**Objective**
Find the string "name" in the listing and report every line that has it.
— Start of Data extract —
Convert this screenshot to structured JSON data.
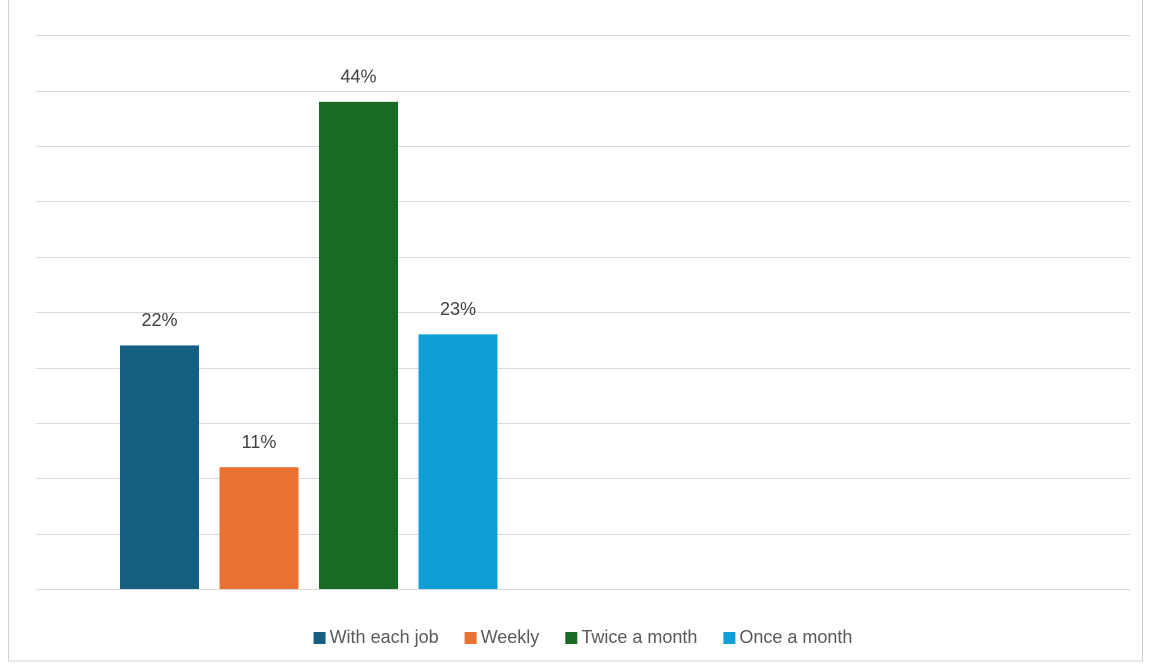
{
  "chart_data": {
    "type": "bar",
    "series": [
      {
        "name": "With each job",
        "color": "#156082",
        "values": [
          22
        ],
        "value_labels": [
          "22%"
        ]
      },
      {
        "name": "Weekly",
        "color": "#e97132",
        "values": [
          11
        ],
        "value_labels": [
          "11%"
        ]
      },
      {
        "name": "Twice a month",
        "color": "#196b24",
        "values": [
          44
        ],
        "value_labels": [
          "44%"
        ]
      },
      {
        "name": "Once a month",
        "color": "#0f9ed5",
        "values": [
          23
        ],
        "value_labels": [
          "23%"
        ]
      }
    ],
    "ylim": [
      0,
      50
    ],
    "yticks": [
      0,
      5,
      10,
      15,
      20,
      25,
      30,
      35,
      40,
      45,
      50
    ],
    "grid": true,
    "legend": "bottom"
  }
}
— End of Data extract —
**The answer**
        "name": "With each job",
        "name": "Weekly",
        "name": "Twice a month",
        "name": "Once a month",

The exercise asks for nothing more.